## Document segment
######
Once we're here, we can remove the node by linking the surrounding nodes.

node* toDelete = current->next;
current->next = toDelete->next;
free(toDelete);

This is it! Now, we can print the flag.

Printing the Flag

We can make a function that prints a linked list for us. We'll encapsulate the flag braces at the same time.

void printNode(node** head)
{
    printf("flag{");
    for (node* c = *head; c != NULL; c=c->next)
        printf("%c", c->letter);
    printf("}\n");
}

Running this prints the flag:

$ gcc -o solve solve.c && ./solve && rm solve
flag{TjWc9AY)')G\A.Bf=N3pHP9Ej=3@M|ly4M;8KJOJgIT/ch8e}

Full Solution

Here is the full solution:

solve.c
#include <stdio.h>
#include <stdlib.h>
#include <stdint.h>

typedef struct ArrayItem {
    uint8_t letter;
    struct ArrayItem* next;
} node;

void insertNode(node** head, uint16_t loc, char letter) {
    // make a new node
    node* new = malloc(sizeof(node));
    new->letter = letter;
    new->next = NULL;

    // edge case: empty list or inserting beginning
    if (*head == NULL || loc == 0) {
        new->next = *head;
        *head = new;
        return;
    }
    
    // main case: inserting center
    node* current = *head;
    for (uint16_t index = 0; index < loc - 1 && current != NULL; ++index)
######
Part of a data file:
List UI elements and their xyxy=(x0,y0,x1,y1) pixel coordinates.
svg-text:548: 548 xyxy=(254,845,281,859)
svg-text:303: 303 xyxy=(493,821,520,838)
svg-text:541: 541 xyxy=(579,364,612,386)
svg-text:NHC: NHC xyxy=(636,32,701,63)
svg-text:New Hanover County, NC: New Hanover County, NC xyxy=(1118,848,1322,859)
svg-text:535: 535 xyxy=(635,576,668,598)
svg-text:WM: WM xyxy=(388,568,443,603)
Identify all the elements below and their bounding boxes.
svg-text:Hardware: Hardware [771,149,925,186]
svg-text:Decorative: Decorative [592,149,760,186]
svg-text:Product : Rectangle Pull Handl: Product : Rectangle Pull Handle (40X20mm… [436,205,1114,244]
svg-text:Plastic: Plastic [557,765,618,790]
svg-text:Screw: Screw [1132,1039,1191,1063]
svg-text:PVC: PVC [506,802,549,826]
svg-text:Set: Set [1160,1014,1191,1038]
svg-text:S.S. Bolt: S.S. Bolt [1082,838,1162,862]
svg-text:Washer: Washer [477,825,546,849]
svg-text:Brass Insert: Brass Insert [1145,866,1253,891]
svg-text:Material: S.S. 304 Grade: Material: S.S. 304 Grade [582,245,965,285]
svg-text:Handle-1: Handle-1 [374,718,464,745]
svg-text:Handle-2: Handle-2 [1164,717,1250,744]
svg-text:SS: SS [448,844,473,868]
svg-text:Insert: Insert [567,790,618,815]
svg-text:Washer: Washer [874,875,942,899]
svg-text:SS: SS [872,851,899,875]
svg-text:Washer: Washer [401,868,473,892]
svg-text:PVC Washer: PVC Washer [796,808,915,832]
######
## Written instruction
Transcribe the stretch of the linked-list flag solution from "Once we're here, we" through "the same time.". These entries were drawn from a separate source.

## Answer to this problem
Once we're here, we can remove the node by linking the surrounding nodes.

node* toDelete = current->next;
current->next = toDelete->next;
free(toDelete);

This is it! Now, we can print the flag.

Printing the Flag

We can make a function that prints a linked list for us. We'll encapsulate the flag braces at the same time.